- _What to work on_: Provide the records once more, identical to the original.

- _Extracted records_:
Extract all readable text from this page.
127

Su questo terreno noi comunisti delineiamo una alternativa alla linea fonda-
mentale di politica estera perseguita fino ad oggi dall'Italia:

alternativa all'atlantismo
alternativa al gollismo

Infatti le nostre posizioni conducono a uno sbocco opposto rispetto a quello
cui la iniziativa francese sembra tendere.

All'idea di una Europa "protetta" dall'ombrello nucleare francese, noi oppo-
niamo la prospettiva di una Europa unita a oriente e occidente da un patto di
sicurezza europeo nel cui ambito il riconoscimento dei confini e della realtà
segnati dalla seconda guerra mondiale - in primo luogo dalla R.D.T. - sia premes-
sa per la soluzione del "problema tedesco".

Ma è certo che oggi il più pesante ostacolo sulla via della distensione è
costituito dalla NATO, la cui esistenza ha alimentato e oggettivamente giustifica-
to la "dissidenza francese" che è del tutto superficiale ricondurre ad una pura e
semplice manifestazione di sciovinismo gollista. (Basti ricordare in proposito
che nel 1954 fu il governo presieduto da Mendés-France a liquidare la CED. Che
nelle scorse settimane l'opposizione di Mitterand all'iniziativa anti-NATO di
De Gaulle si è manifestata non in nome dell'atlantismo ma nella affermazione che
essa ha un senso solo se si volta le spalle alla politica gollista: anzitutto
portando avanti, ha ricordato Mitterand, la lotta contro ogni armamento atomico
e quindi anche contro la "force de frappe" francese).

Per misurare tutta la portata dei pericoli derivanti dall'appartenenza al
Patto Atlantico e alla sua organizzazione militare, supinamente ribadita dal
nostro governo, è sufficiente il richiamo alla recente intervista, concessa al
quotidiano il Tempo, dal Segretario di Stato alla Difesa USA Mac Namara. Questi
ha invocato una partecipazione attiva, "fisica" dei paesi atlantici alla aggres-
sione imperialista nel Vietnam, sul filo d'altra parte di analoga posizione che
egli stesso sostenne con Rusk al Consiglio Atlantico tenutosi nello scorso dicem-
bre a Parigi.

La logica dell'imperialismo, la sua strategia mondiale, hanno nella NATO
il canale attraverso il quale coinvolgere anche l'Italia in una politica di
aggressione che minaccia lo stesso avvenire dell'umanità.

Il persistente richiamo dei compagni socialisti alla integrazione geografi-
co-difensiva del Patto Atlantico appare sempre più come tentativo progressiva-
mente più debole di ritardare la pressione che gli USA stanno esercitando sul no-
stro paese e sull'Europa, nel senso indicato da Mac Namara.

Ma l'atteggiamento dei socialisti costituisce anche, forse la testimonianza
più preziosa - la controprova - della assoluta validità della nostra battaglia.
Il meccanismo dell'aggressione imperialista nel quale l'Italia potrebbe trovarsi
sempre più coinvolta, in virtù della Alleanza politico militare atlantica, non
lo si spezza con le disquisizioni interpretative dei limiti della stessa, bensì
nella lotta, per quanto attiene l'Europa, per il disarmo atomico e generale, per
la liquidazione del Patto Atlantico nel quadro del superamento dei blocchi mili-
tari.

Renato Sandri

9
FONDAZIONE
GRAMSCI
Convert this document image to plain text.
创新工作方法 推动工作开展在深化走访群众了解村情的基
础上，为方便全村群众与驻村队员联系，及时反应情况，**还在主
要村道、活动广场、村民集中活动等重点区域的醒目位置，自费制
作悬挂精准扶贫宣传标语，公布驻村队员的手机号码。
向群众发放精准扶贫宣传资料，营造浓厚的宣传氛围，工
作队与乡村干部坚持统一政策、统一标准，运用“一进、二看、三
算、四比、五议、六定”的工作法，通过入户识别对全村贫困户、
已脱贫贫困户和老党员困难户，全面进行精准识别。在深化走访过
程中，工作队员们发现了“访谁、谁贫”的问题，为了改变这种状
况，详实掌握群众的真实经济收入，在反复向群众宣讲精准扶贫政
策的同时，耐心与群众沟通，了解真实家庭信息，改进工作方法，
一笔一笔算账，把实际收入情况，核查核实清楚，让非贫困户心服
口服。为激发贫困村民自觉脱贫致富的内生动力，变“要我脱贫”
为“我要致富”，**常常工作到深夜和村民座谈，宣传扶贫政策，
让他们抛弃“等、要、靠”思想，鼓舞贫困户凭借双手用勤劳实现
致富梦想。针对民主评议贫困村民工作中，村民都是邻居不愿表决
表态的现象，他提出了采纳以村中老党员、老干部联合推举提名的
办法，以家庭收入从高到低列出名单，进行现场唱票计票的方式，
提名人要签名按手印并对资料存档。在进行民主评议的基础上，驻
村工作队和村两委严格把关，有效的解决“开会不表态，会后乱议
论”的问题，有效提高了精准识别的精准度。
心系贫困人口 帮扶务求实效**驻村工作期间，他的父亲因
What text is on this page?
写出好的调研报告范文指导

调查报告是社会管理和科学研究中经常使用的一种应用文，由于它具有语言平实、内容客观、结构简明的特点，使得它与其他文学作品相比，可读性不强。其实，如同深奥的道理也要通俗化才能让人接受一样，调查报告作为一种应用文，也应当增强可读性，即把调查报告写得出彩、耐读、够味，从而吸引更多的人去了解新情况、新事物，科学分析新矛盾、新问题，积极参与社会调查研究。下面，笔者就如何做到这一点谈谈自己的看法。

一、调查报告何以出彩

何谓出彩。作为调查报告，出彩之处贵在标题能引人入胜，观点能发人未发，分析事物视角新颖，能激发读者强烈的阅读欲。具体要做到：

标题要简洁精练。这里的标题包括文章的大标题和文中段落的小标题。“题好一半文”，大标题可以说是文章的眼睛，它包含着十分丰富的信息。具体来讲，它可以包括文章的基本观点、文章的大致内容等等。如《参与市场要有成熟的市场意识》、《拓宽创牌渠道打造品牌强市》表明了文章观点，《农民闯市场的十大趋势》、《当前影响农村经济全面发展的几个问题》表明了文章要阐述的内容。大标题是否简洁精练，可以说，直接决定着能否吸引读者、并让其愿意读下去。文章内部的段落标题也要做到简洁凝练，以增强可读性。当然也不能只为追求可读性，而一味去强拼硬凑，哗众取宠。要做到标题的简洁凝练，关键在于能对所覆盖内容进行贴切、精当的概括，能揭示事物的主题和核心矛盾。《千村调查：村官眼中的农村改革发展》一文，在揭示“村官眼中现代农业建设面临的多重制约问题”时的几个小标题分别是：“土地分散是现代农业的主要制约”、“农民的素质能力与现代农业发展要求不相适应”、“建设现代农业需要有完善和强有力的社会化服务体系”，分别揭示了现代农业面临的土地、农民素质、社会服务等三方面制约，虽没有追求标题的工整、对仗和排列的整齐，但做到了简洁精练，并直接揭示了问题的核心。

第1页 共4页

- _Result of the exercise_:
Extract all readable text from this page.
127

Su questo terreno noi comunisti delineiamo una alternativa alla linea fonda-
mentale di politica estera perseguita fino ad oggi dall'Italia:

alternativa all'atlantismo
alternativa al gollismo

Infatti le nostre posizioni conducono a uno sbocco opposto rispetto a quello
cui la iniziativa francese sembra tendere.

All'idea di una Europa "protetta" dall'ombrello nucleare francese, noi oppo-
niamo la prospettiva di una Europa unita a oriente e occidente da un patto di
sicurezza europeo nel cui ambito il riconoscimento dei confini e della realtà
segnati dalla seconda guerra mondiale - in primo luogo dalla R.D.T. - sia premes-
sa per la soluzione del "problema tedesco".

Ma è certo che oggi il più pesante ostacolo sulla via della distensione è
costituito dalla NATO, la cui esistenza ha alimentato e oggettivamente giustifica-
to la "dissidenza francese" che è del tutto superficiale ricondurre ad una pura e
semplice manifestazione di sciovinismo gollista. (Basti ricordare in proposito
che nel 1954 fu il governo presieduto da Mendés-France a liquidare la CED. Che
nelle scorse settimane l'opposizione di Mitterand all'iniziativa anti-NATO di
De Gaulle si è manifestata non in nome dell'atlantismo ma nella affermazione che
essa ha un senso solo se si volta le spalle alla politica gollista: anzitutto
portando avanti, ha ricordato Mitterand, la lotta contro ogni armamento atomico
e quindi anche contro la "force de frappe" francese).

Per misurare tutta la portata dei pericoli derivanti dall'appartenenza al
Patto Atlantico e alla sua organizzazione militare, supinamente ribadita dal
nostro governo, è sufficiente il richiamo alla recente intervista, concessa al
quotidiano il Tempo, dal Segretario di Stato alla Difesa USA Mac Namara. Questi
ha invocato una partecipazione attiva, "fisica" dei paesi atlantici alla aggres-
sione imperialista nel Vietnam, sul filo d'altra parte di analoga posizione che
egli stesso sostenne con Rusk al Consiglio Atlantico tenutosi nello scorso dicem-
bre a Parigi.

La logica dell'imperialismo, la sua strategia mondiale, hanno nella NATO
il canale attraverso il quale coinvolgere anche l'Italia in una politica di
aggressione che minaccia lo stesso avvenire dell'umanità.

Il persistente richiamo dei compagni socialisti alla integrazione geografi-
co-difensiva del Patto Atlantico appare sempre più come tentativo progressiva-
mente più debole di ritardare la pressione che gli USA stanno esercitando sul no-
stro paese e sull'Europa, nel senso indicato da Mac Namara.

Ma l'atteggiamento dei socialisti costituisce anche, forse la testimonianza
più preziosa - la controprova - della assoluta validità della nostra battaglia.
Il meccanismo dell'aggressione imperialista nel quale l'Italia potrebbe trovarsi
sempre più coinvolta, in virtù della Alleanza politico militare atlantica, non
lo si spezza con le disquisizioni interpretative dei limiti della stessa, bensì
nella lotta, per quanto attiene l'Europa, per il disarmo atomico e generale, per
la liquidazione del Patto Atlantico nel quadro del superamento dei blocchi mili-
tari.

Renato Sandri

9
FONDAZIONE
GRAMSCI
Convert this document image to plain text.
创新工作方法 推动工作开展在深化走访群众了解村情的基
础上，为方便全村群众与驻村队员联系，及时反应情况，**还在主
要村道、活动广场、村民集中活动等重点区域的醒目位置，自费制
作悬挂精准扶贫宣传标语，公布驻村队员的手机号码。
向群众发放精准扶贫宣传资料，营造浓厚的宣传氛围，工
作队与乡村干部坚持统一政策、统一标准，运用“一进、二看、三
算、四比、五议、六定”的工作法，通过入户识别对全村贫困户、
已脱贫贫困户和老党员困难户，全面进行精准识别。在深化走访过
程中，工作队员们发现了“访谁、谁贫”的问题，为了改变这种状
况，详实掌握群众的真实经济收入，在反复向群众宣讲精准扶贫政
策的同时，耐心与群众沟通，了解真实家庭信息，改进工作方法，
一笔一笔算账，把实际收入情况，核查核实清楚，让非贫困户心服
口服。为激发贫困村民自觉脱贫致富的内生动力，变“要我脱贫”
为“我要致富”，**常常工作到深夜和村民座谈，宣传扶贫政策，
让他们抛弃“等、要、靠”思想，鼓舞贫困户凭借双手用勤劳实现
致富梦想。针对民主评议贫困村民工作中，村民都是邻居不愿表决
表态的现象，他提出了采纳以村中老党员、老干部联合推举提名的
办法，以家庭收入从高到低列出名单，进行现场唱票计票的方式，
提名人要签名按手印并对资料存档。在进行民主评议的基础上，驻
村工作队和村两委严格把关，有效的解决“开会不表态，会后乱议
论”的问题，有效提高了精准识别的精准度。
心系贫困人口 帮扶务求实效**驻村工作期间，他的父亲因
What text is on this page?
写出好的调研报告范文指导

调查报告是社会管理和科学研究中经常使用的一种应用文，由于它具有语言平实、内容客观、结构简明的特点，使得它与其他文学作品相比，可读性不强。其实，如同深奥的道理也要通俗化才能让人接受一样，调查报告作为一种应用文，也应当增强可读性，即把调查报告写得出彩、耐读、够味，从而吸引更多的人去了解新情况、新事物，科学分析新矛盾、新问题，积极参与社会调查研究。下面，笔者就如何做到这一点谈谈自己的看法。

一、调查报告何以出彩

何谓出彩。作为调查报告，出彩之处贵在标题能引人入胜，观点能发人未发，分析事物视角新颖，能激发读者强烈的阅读欲。具体要做到：

标题要简洁精练。这里的标题包括文章的大标题和文中段落的小标题。“题好一半文”，大标题可以说是文章的眼睛，它包含着十分丰富的信息。具体来讲，它可以包括文章的基本观点、文章的大致内容等等。如《参与市场要有成熟的市场意识》、《拓宽创牌渠道打造品牌强市》表明了文章观点，《农民闯市场的十大趋势》、《当前影响农村经济全面发展的几个问题》表明了文章要阐述的内容。大标题是否简洁精练，可以说，直接决定着能否吸引读者、并让其愿意读下去。文章内部的段落标题也要做到简洁凝练，以增强可读性。当然也不能只为追求可读性，而一味去强拼硬凑，哗众取宠。要做到标题的简洁凝练，关键在于能对所覆盖内容进行贴切、精当的概括，能揭示事物的主题和核心矛盾。《千村调查：村官眼中的农村改革发展》一文，在揭示“村官眼中现代农业建设面临的多重制约问题”时的几个小标题分别是：“土地分散是现代农业的主要制约”、“农民的素质能力与现代农业发展要求不相适应”、“建设现代农业需要有完善和强有力的社会化服务体系”，分别揭示了现代农业面临的土地、农民素质、社会服务等三方面制约，虽没有追求标题的工整、对仗和排列的整齐，但做到了简洁精练，并直接揭示了问题的核心。

第1页 共4页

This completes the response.